## TASK STATEMENT
Put the lines of all the items below into a numbered list, skipping blank lines. Leave the pictures out.

(Rows from a layout dataset)

↓↓↓

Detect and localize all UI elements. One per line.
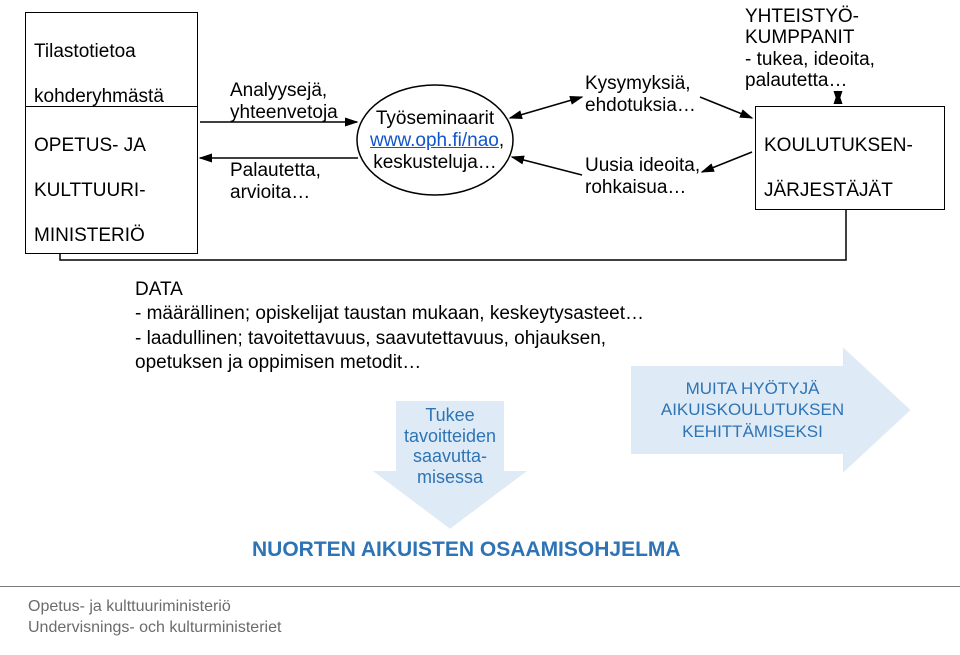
program-title: NUORTEN AIKUISTEN OSAAMISOHJELMA: [252, 538, 681, 562]
down-arrow-text: Tukee tavoitteiden saavutta- misessa: [370, 405, 530, 488]
footer: Opetus- ja kulttuuriministeriö Undervisn…: [0, 586, 960, 639]
right-arrow-text: MUITA HYÖTYJÄ AIKUISKOULUTUKSEN KEHITTÄM…: [635, 378, 870, 442]
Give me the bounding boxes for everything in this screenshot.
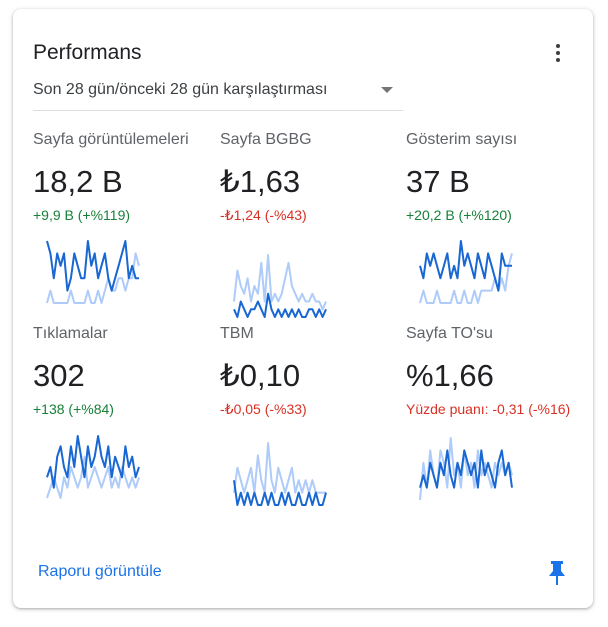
performance-card: Performans Son 28 gün/önceki 28 gün karş… <box>13 9 593 608</box>
metric-page-rpm[interactable]: Sayfa BGBG ₺1,63 -₺1,24 (-%43) <box>220 131 395 225</box>
metric-value: 302 <box>33 358 85 393</box>
metric-value: ₺0,10 <box>220 358 301 393</box>
metric-label: TBM <box>220 325 254 342</box>
view-report-link[interactable]: Raporu görüntüle <box>38 563 162 580</box>
metric-label: Sayfa görüntülemeleri <box>33 131 189 148</box>
metric-label: Sayfa TO'su <box>406 325 493 342</box>
sparkline-previous-line <box>46 455 140 499</box>
sparkline-page-ctr <box>419 437 513 501</box>
metric-delta: +138 (+%84) <box>33 401 114 417</box>
pin-icon[interactable] <box>548 560 566 586</box>
date-range-label: Son 28 gün/önceki 28 gün karşılaştırması <box>33 81 328 98</box>
metric-cpc[interactable]: TBM ₺0,10 -₺0,05 (-%33) <box>220 325 395 419</box>
sparkline-previous-line <box>46 252 140 304</box>
sparkline-current-line <box>233 292 327 318</box>
sparkline-previous-line <box>233 254 327 311</box>
sparkline-cpc <box>233 442 327 506</box>
sparkline-impressions <box>419 240 513 304</box>
sparkline-current-line <box>419 449 513 489</box>
more-vert-icon[interactable] <box>550 41 566 67</box>
metric-page-views[interactable]: Sayfa görüntülemeleri 18,2 B +9,9 B (+%1… <box>33 131 208 225</box>
metric-value: %1,66 <box>406 358 494 393</box>
sparkline-current-line <box>233 480 327 506</box>
metric-impressions[interactable]: Gösterim sayısı 37 B +20,2 B (+%120) <box>406 131 581 225</box>
metric-page-ctr[interactable]: Sayfa TO'su %1,66 Yüzde puanı: -0,31 (-%… <box>406 325 571 419</box>
metric-delta: Yüzde puanı: -0,31 (-%16) <box>406 401 571 417</box>
card-title: Performans <box>33 41 142 64</box>
sparkline-page-rpm <box>233 254 327 318</box>
sparkline-previous-line <box>233 442 326 494</box>
metric-clicks[interactable]: Tıklamalar 302 +138 (+%84) <box>33 325 208 419</box>
sparkline-page-views <box>46 240 140 304</box>
metric-delta: -₺0,05 (-%33) <box>220 401 307 417</box>
metric-delta: -₺1,24 (-%43) <box>220 207 307 223</box>
arrow-drop-down-icon <box>381 87 393 93</box>
metric-delta: +20,2 B (+%120) <box>406 207 512 223</box>
sparkline-current-line <box>419 240 512 292</box>
sparkline-current-line <box>46 435 140 489</box>
metric-value: 37 B <box>406 164 470 199</box>
metric-value: 18,2 B <box>33 164 123 199</box>
sparkline-current-line <box>46 240 139 292</box>
metric-label: Tıklamalar <box>33 325 108 342</box>
date-range-dropdown[interactable]: Son 28 gün/önceki 28 gün karşılaştırması <box>33 79 403 111</box>
metric-value: ₺1,63 <box>220 164 301 199</box>
sparkline-clicks <box>46 435 140 499</box>
metric-delta: +9,9 B (+%119) <box>33 207 131 223</box>
metric-label: Gösterim sayısı <box>406 131 518 148</box>
metric-label: Sayfa BGBG <box>220 131 312 148</box>
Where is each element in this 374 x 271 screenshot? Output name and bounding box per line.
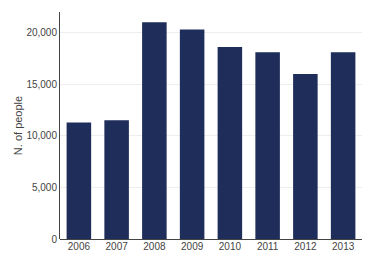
svg-text:20,000: 20,000	[26, 27, 57, 38]
svg-text:5,000: 5,000	[32, 182, 57, 193]
svg-text:2012: 2012	[294, 241, 317, 252]
svg-text:2013: 2013	[332, 241, 355, 252]
svg-text:10,000: 10,000	[26, 130, 57, 141]
svg-text:2008: 2008	[143, 241, 166, 252]
svg-text:15,000: 15,000	[26, 79, 57, 90]
svg-text:2006: 2006	[68, 241, 91, 252]
svg-text:2007: 2007	[106, 241, 129, 252]
svg-text:2010: 2010	[219, 241, 242, 252]
svg-text:0: 0	[51, 234, 57, 245]
svg-text:N. of people: N. of people	[12, 96, 24, 155]
svg-text:2011: 2011	[257, 241, 279, 252]
svg-text:2009: 2009	[181, 241, 204, 252]
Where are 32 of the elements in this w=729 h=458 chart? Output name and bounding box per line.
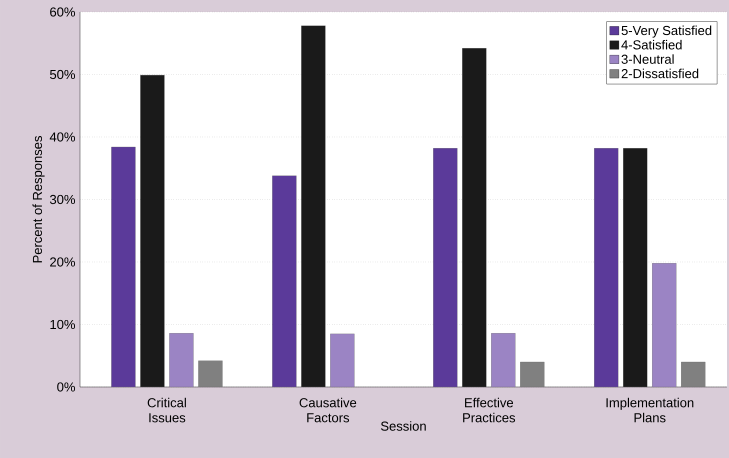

↑↑↑

## RESULT OF THIS TASK
1. Detect and localize all UI elements. One per line.
2. program-title: NUORTEN AIKUISTEN OSAAMISOHJELMA: [252, 538, 681, 562]
3. down-arrow-text: Tukee tavoitteiden saavutta- misessa: [370, 405, 530, 488]
4. footer: Opetus- ja kulttuuriministeriö Undervisn…: [0, 586, 960, 639]
5. right-arrow-text: MUITA HYÖTYJÄ AIKUISKOULUTUKSEN KEHITTÄM…: [635, 378, 870, 442]
6. Give me the bounding boxes for everything in this screenshot.
7. performance-card: Performans Son 28 gün/önceki 28 gün karş… <box>13 9 593 608</box>
8. metric-page-rpm[interactable]: Sayfa BGBG ₺1,63 -₺1,24 (-%43) <box>220 131 395 225</box>
9. metric-value: 302 <box>33 358 85 393</box>
10. metric-value: ₺0,10 <box>220 358 301 393</box>
11. metric-label: TBM <box>220 325 254 342</box>
12. view-report-link[interactable]: Raporu görüntüle <box>38 563 162 580</box>
13. metric-label: Sayfa görüntülemeleri <box>33 131 189 148</box>
14. metric-label: Sayfa TO'su <box>406 325 493 342</box>
15. sparkline-previous-line <box>46 455 140 499</box>
16. sparkline-page-ctr <box>419 437 513 501</box>
17. metric-delta: +138 (+%84) <box>33 401 114 417</box>
18. pin-icon[interactable] <box>548 560 566 586</box>
19. date-range-label: Son 28 gün/önceki 28 gün karşılaştırması <box>33 81 328 98</box>
20. metric-cpc[interactable]: TBM ₺0,10 -₺0,05 (-%33) <box>220 325 395 419</box>
21. sparkline-previous-line <box>46 252 140 304</box>
22. sparkline-current-line <box>233 292 327 318</box>
23. sparkline-previous-line <box>233 254 327 311</box>
24. sparkline-cpc <box>233 442 327 506</box>
25. sparkline-impressions <box>419 240 513 304</box>
26. sparkline-current-line <box>419 449 513 489</box>
27. more-vert-icon[interactable] <box>550 41 566 67</box>
28. metric-page-views[interactable]: Sayfa görüntülemeleri 18,2 B +9,9 B (+%1… <box>33 131 208 225</box>
29. metric-value: %1,66 <box>406 358 494 393</box>
30. sparkline-current-line <box>233 480 327 506</box>
31. metric-impressions[interactable]: Gösterim sayısı 37 B +20,2 B (+%120) <box>406 131 581 225</box>
32. metric-page-ctr[interactable]: Sayfa TO'su %1,66 Yüzde puanı: -0,31 (-%… <box>406 325 571 419</box>
33. metric-delta: Yüzde puanı: -0,31 (-%16) <box>406 401 571 417</box>
34. card-title: Performans <box>33 41 142 64</box>
35. sparkline-page-rpm <box>233 254 327 318</box>
36. sparkline-previous-line <box>233 442 326 494</box>
37. metric-clicks[interactable]: Tıklamalar 302 +138 (+%84) <box>33 325 208 419</box>
38. sparkline-page-views <box>46 240 140 304</box>
39. metric-delta: -₺0,05 (-%33) <box>220 401 307 417</box>
40. metric-delta: -₺1,24 (-%43) <box>220 207 307 223</box>
41. arrow-drop-down-icon <box>381 87 393 93</box>
42. metric-delta: +20,2 B (+%120) <box>406 207 512 223</box>
43. sparkline-current-line <box>419 240 512 292</box>
44. sparkline-current-line <box>46 435 140 489</box>
45. metric-value: 37 B <box>406 164 470 199</box>
46. metric-value: 18,2 B <box>33 164 123 199</box>
47. sparkline-current-line <box>46 240 139 292</box>
48. metric-label: Tıklamalar <box>33 325 108 342</box>
49. date-range-dropdown[interactable]: Son 28 gün/önceki 28 gün karşılaştırması <box>33 79 403 111</box>
50. metric-value: ₺1,63 <box>220 164 301 199</box>
51. sparkline-clicks <box>46 435 140 499</box>
52. metric-delta: +9,9 B (+%119) <box>33 207 131 223</box>
53. metric-label: Gösterim sayısı <box>406 131 518 148</box>
54. metric-label: Sayfa BGBG <box>220 131 312 148</box>
55. Where is each element in this 374 x 271 screenshot? Output name and bounding box per line.
56. svg-text:20,000: 20,000	[26, 27, 57, 38]
57. svg-text:5,000: 5,000	[32, 182, 57, 193]
58. svg-text:2012: 2012	[294, 241, 317, 252]
59. svg-text:2013: 2013	[332, 241, 355, 252]
60. svg-text:10,000: 10,000	[26, 130, 57, 141]
61. svg-text:2008: 2008	[143, 241, 166, 252]
62. svg-text:15,000: 15,000	[26, 79, 57, 90]
63. svg-text:2006: 2006	[68, 241, 91, 252]
64. svg-text:2007: 2007	[106, 241, 129, 252]
65. svg-text:2010: 2010	[219, 241, 242, 252]
66. svg-text:0: 0	[51, 234, 57, 245]
67. svg-text:N. of people: N. of people	[12, 96, 24, 155]
68. svg-text:2011: 2011	[257, 241, 279, 252]
69. svg-text:2009: 2009	[181, 241, 204, 252]
70. Where are 32 of the elements in this w=729 h=458 chart? Output name and bounding box per line.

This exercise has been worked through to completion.